[Figure record listings]
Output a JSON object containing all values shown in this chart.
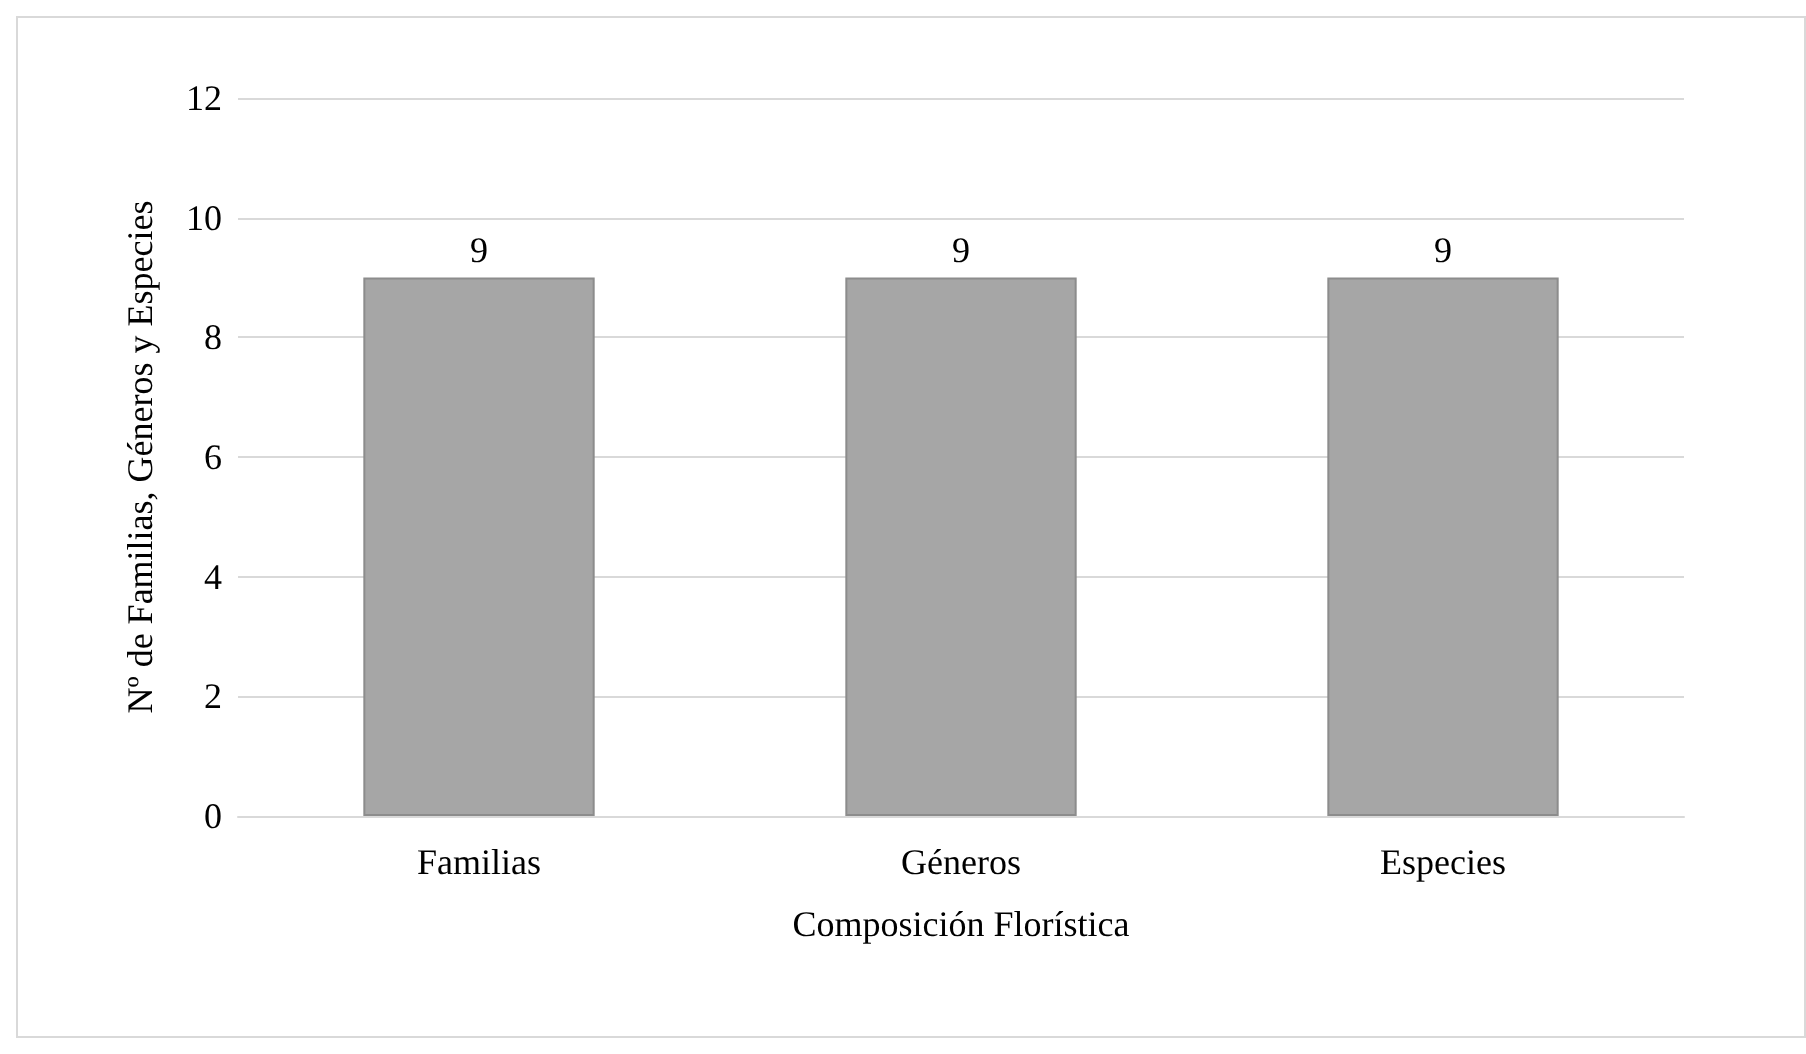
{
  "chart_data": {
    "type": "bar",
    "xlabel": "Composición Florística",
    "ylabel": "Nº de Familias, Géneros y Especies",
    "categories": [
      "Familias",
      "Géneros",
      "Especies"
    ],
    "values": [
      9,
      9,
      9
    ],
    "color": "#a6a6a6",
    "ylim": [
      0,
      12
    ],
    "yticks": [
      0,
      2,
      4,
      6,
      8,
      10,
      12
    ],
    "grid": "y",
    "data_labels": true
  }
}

**Stated task**. Working from the material above, transcribe it exactly while omitting pictures.

**Written solution**.
Output a JSON object containing all values shown in this chart.
{
  "chart_data": {
    "type": "bar",
    "xlabel": "Composición Florística",
    "ylabel": "Nº de Familias, Géneros y Especies",
    "categories": [
      "Familias",
      "Géneros",
      "Especies"
    ],
    "values": [
      9,
      9,
      9
    ],
    "color": "#a6a6a6",
    "ylim": [
      0,
      12
    ],
    "yticks": [
      0,
      2,
      4,
      6,
      8,
      10,
      12
    ],
    "grid": "y",
    "data_labels": true
  }
}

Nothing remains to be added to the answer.